Task objective:
Transcribe the records below exactly.

Data shown:
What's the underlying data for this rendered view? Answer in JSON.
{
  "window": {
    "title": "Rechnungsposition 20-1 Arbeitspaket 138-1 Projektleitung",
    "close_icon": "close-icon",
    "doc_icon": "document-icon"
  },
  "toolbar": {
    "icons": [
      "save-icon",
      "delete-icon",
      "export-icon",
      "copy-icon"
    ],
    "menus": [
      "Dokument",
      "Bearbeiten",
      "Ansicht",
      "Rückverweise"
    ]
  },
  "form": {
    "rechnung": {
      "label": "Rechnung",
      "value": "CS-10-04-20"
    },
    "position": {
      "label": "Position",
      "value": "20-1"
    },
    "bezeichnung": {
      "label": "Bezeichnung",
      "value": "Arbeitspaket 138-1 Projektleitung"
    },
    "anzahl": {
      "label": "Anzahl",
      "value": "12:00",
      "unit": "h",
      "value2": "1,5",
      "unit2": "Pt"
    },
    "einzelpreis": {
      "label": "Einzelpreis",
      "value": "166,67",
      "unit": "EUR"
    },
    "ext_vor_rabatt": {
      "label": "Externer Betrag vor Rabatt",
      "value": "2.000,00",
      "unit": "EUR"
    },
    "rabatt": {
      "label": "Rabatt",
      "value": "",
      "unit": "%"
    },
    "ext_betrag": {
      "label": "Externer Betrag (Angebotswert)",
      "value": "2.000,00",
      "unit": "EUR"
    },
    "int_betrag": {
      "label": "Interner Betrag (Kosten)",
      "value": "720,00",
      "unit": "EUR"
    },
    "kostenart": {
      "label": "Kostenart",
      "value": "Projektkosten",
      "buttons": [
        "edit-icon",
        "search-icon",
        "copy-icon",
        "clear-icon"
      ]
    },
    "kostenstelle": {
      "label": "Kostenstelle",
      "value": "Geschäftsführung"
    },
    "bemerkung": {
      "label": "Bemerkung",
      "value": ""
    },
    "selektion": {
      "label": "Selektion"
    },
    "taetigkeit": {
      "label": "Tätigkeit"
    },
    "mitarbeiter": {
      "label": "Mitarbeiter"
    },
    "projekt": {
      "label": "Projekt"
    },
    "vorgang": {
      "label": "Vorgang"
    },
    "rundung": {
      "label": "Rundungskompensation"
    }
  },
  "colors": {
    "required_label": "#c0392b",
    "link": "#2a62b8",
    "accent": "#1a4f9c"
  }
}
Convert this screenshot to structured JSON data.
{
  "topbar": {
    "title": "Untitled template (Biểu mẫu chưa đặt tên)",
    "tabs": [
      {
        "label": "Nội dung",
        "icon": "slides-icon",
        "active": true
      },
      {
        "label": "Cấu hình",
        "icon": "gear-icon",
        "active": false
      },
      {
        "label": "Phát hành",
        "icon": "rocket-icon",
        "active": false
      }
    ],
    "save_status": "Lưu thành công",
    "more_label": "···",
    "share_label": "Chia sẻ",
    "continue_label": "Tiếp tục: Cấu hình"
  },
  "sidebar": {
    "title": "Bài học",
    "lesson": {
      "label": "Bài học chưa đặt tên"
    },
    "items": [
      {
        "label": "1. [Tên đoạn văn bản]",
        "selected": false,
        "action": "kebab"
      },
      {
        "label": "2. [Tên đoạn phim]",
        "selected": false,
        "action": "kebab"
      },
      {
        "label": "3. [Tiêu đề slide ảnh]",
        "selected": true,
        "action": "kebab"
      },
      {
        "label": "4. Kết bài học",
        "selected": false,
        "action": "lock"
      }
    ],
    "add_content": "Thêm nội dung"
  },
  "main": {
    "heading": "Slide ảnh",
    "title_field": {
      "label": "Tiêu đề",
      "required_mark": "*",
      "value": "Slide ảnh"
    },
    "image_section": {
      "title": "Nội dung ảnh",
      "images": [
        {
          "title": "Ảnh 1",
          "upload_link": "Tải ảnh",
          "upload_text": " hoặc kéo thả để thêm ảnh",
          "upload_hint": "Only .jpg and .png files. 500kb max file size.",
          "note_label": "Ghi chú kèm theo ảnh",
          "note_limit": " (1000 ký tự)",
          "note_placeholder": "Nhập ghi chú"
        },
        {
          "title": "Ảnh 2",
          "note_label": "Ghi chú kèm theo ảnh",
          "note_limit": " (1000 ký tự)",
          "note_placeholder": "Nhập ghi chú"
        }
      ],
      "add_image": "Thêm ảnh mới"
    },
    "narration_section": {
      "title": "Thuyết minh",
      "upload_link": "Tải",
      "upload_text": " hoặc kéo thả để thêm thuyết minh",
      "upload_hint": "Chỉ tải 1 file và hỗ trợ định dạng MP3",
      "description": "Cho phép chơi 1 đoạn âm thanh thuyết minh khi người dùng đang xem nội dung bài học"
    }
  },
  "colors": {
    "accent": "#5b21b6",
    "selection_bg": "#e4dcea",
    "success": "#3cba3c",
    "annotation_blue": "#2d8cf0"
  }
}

Reply to the task:
What's the underlying data for this rendered view? Answer in JSON.
{
  "window": {
    "title": "Rechnungsposition 20-1 Arbeitspaket 138-1 Projektleitung",
    "close_icon": "close-icon",
    "doc_icon": "document-icon"
  },
  "toolbar": {
    "icons": [
      "save-icon",
      "delete-icon",
      "export-icon",
      "copy-icon"
    ],
    "menus": [
      "Dokument",
      "Bearbeiten",
      "Ansicht",
      "Rückverweise"
    ]
  },
  "form": {
    "rechnung": {
      "label": "Rechnung",
      "value": "CS-10-04-20"
    },
    "position": {
      "label": "Position",
      "value": "20-1"
    },
    "bezeichnung": {
      "label": "Bezeichnung",
      "value": "Arbeitspaket 138-1 Projektleitung"
    },
    "anzahl": {
      "label": "Anzahl",
      "value": "12:00",
      "unit": "h",
      "value2": "1,5",
      "unit2": "Pt"
    },
    "einzelpreis": {
      "label": "Einzelpreis",
      "value": "166,67",
      "unit": "EUR"
    },
    "ext_vor_rabatt": {
      "label": "Externer Betrag vor Rabatt",
      "value": "2.000,00",
      "unit": "EUR"
    },
    "rabatt": {
      "label": "Rabatt",
      "value": "",
      "unit": "%"
    },
    "ext_betrag": {
      "label": "Externer Betrag (Angebotswert)",
      "value": "2.000,00",
      "unit": "EUR"
    },
    "int_betrag": {
      "label": "Interner Betrag (Kosten)",
      "value": "720,00",
      "unit": "EUR"
    },
    "kostenart": {
      "label": "Kostenart",
      "value": "Projektkosten",
      "buttons": [
        "edit-icon",
        "search-icon",
        "copy-icon",
        "clear-icon"
      ]
    },
    "kostenstelle": {
      "label": "Kostenstelle",
      "value": "Geschäftsführung"
    },
    "bemerkung": {
      "label": "Bemerkung",
      "value": ""
    },
    "selektion": {
      "label": "Selektion"
    },
    "taetigkeit": {
      "label": "Tätigkeit"
    },
    "mitarbeiter": {
      "label": "Mitarbeiter"
    },
    "projekt": {
      "label": "Projekt"
    },
    "vorgang": {
      "label": "Vorgang"
    },
    "rundung": {
      "label": "Rundungskompensation"
    }
  },
  "colors": {
    "required_label": "#c0392b",
    "link": "#2a62b8",
    "accent": "#1a4f9c"
  }
}
Convert this screenshot to structured JSON data.
{
  "topbar": {
    "title": "Untitled template (Biểu mẫu chưa đặt tên)",
    "tabs": [
      {
        "label": "Nội dung",
        "icon": "slides-icon",
        "active": true
      },
      {
        "label": "Cấu hình",
        "icon": "gear-icon",
        "active": false
      },
      {
        "label": "Phát hành",
        "icon": "rocket-icon",
        "active": false
      }
    ],
    "save_status": "Lưu thành công",
    "more_label": "···",
    "share_label": "Chia sẻ",
    "continue_label": "Tiếp tục: Cấu hình"
  },
  "sidebar": {
    "title": "Bài học",
    "lesson": {
      "label": "Bài học chưa đặt tên"
    },
    "items": [
      {
        "label": "1. [Tên đoạn văn bản]",
        "selected": false,
        "action": "kebab"
      },
      {
        "label": "2. [Tên đoạn phim]",
        "selected": false,
        "action": "kebab"
      },
      {
        "label": "3. [Tiêu đề slide ảnh]",
        "selected": true,
        "action": "kebab"
      },
      {
        "label": "4. Kết bài học",
        "selected": false,
        "action": "lock"
      }
    ],
    "add_content": "Thêm nội dung"
  },
  "main": {
    "heading": "Slide ảnh",
    "title_field": {
      "label": "Tiêu đề",
      "required_mark": "*",
      "value": "Slide ảnh"
    },
    "image_section": {
      "title": "Nội dung ảnh",
      "images": [
        {
          "title": "Ảnh 1",
          "upload_link": "Tải ảnh",
          "upload_text": " hoặc kéo thả để thêm ảnh",
          "upload_hint": "Only .jpg and .png files. 500kb max file size.",
          "note_label": "Ghi chú kèm theo ảnh",
          "note_limit": " (1000 ký tự)",
          "note_placeholder": "Nhập ghi chú"
        },
        {
          "title": "Ảnh 2",
          "note_label": "Ghi chú kèm theo ảnh",
          "note_limit": " (1000 ký tự)",
          "note_placeholder": "Nhập ghi chú"
        }
      ],
      "add_image": "Thêm ảnh mới"
    },
    "narration_section": {
      "title": "Thuyết minh",
      "upload_link": "Tải",
      "upload_text": " hoặc kéo thả để thêm thuyết minh",
      "upload_hint": "Chỉ tải 1 file và hỗ trợ định dạng MP3",
      "description": "Cho phép chơi 1 đoạn âm thanh thuyết minh khi người dùng đang xem nội dung bài học"
    }
  },
  "colors": {
    "accent": "#5b21b6",
    "selection_bg": "#e4dcea",
    "success": "#3cba3c",
    "annotation_blue": "#2d8cf0"
  }
}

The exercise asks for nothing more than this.